Figure contents as structured data
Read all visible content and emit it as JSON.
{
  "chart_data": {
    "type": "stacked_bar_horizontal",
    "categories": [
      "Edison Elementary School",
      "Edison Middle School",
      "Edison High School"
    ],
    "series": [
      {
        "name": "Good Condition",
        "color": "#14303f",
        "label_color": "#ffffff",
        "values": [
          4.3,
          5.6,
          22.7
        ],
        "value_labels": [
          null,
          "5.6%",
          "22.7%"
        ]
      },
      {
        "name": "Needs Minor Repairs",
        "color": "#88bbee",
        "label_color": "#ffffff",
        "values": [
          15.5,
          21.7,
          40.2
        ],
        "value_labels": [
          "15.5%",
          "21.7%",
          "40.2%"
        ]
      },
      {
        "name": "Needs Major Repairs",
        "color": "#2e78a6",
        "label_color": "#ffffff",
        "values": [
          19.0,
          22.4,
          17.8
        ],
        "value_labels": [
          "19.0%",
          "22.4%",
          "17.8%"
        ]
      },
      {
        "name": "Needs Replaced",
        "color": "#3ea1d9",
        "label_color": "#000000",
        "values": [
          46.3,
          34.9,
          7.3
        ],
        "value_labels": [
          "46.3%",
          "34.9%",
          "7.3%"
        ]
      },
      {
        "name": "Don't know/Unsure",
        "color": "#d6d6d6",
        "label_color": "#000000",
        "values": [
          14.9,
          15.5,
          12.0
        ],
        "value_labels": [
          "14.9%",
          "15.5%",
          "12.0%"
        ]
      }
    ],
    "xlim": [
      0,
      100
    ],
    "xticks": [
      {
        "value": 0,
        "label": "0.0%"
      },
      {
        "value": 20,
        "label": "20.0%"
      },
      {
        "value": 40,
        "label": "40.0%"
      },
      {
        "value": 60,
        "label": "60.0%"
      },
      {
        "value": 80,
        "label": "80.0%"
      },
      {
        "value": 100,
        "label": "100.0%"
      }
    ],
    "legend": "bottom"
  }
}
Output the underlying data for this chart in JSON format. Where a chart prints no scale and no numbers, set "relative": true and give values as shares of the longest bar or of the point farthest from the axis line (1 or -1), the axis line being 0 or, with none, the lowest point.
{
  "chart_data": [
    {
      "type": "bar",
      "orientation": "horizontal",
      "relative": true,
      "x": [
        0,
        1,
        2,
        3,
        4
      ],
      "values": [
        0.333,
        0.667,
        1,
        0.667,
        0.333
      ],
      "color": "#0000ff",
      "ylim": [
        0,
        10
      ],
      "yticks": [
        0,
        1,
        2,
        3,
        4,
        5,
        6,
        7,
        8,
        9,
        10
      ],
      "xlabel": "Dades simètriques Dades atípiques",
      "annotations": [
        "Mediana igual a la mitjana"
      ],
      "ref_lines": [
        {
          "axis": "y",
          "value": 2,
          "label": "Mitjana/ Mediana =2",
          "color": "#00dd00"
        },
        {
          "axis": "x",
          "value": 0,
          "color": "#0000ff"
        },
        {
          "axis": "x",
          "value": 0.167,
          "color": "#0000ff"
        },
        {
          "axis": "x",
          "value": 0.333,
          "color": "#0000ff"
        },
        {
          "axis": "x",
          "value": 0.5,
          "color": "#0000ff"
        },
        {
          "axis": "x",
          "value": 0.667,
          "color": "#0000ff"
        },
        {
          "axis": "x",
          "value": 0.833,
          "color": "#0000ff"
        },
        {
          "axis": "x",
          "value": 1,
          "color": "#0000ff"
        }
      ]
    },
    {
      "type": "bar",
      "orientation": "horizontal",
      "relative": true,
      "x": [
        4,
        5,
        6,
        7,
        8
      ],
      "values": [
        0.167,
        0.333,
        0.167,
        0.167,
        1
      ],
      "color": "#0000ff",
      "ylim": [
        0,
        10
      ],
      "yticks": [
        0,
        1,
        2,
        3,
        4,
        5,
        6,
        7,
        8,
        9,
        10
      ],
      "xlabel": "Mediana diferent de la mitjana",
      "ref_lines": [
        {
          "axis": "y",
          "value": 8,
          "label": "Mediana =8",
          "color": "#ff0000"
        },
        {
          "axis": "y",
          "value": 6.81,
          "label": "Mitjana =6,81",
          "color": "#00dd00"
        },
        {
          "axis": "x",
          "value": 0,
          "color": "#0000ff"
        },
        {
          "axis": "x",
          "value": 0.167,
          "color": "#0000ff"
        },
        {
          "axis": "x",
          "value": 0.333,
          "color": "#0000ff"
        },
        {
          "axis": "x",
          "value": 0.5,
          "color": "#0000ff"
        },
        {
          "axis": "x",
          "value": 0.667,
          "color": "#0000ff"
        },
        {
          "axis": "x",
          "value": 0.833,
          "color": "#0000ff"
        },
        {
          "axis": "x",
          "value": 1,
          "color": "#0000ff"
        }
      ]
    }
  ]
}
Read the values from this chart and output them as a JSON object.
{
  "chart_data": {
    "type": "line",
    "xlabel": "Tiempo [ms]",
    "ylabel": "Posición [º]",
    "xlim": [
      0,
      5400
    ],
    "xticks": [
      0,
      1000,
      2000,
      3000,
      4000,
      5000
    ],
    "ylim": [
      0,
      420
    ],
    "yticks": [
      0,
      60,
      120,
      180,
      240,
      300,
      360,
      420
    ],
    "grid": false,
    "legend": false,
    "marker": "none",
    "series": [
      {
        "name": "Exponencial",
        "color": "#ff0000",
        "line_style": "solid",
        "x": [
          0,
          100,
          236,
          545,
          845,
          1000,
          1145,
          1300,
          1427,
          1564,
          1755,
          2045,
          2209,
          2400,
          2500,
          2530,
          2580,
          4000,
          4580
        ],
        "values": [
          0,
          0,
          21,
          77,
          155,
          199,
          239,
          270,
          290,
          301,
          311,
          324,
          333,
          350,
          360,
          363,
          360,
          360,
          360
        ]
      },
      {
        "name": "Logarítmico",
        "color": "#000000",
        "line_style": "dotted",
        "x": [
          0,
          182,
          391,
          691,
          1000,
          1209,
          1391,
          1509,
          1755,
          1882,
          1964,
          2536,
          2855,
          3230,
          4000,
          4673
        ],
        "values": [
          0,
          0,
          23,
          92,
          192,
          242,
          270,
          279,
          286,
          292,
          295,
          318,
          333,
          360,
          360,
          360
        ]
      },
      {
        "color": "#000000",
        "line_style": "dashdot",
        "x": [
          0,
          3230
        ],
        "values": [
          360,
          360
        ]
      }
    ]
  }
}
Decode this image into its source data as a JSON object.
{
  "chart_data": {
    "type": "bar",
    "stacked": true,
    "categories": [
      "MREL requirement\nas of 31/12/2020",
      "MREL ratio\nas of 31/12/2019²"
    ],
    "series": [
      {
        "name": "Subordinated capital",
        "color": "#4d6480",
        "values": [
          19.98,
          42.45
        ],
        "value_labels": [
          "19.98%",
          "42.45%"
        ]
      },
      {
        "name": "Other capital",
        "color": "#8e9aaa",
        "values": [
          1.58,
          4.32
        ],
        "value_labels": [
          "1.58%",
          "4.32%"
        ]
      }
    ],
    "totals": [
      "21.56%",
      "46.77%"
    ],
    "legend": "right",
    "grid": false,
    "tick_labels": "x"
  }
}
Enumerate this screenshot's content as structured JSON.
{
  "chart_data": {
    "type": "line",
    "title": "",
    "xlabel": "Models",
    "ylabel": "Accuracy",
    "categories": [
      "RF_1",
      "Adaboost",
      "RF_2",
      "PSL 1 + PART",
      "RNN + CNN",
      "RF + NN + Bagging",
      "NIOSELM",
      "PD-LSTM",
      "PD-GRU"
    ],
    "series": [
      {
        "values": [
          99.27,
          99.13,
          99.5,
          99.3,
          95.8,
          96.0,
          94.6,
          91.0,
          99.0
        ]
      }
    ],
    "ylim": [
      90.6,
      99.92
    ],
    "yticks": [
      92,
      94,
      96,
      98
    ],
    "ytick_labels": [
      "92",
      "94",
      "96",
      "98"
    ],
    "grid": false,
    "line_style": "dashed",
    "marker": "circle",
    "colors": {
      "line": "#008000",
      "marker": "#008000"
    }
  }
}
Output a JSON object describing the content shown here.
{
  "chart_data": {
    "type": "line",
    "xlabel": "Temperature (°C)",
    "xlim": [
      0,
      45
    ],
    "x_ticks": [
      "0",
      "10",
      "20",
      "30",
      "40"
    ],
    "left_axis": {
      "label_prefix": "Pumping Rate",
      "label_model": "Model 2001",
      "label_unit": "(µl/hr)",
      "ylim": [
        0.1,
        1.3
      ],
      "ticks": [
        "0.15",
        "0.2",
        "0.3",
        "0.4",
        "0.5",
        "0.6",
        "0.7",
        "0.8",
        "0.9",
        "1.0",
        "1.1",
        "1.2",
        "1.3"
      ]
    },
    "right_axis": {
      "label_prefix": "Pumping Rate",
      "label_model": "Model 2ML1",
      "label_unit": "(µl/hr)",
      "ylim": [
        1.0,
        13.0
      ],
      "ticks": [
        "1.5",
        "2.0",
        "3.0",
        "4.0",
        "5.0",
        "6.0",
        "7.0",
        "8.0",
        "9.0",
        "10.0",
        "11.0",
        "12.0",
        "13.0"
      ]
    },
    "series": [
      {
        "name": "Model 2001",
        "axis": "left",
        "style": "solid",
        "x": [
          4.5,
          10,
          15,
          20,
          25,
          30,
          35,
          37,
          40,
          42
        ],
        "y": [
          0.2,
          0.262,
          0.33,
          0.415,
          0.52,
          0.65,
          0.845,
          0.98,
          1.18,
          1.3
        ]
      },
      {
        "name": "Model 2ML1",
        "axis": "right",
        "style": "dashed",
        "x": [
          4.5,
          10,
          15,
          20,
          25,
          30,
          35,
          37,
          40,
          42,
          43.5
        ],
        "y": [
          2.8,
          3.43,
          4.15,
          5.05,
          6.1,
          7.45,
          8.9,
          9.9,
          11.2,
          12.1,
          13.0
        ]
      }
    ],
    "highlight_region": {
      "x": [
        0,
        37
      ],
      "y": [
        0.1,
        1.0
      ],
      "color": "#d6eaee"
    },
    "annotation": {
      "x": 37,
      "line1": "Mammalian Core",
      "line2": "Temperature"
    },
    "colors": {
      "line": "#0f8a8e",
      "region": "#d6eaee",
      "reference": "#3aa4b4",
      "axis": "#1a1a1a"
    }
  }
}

### Task details
Copy every line of the data that holds the string "School".

### Result of the task
      "Edison Elementary School",
      "Edison Middle School",
      "Edison High School"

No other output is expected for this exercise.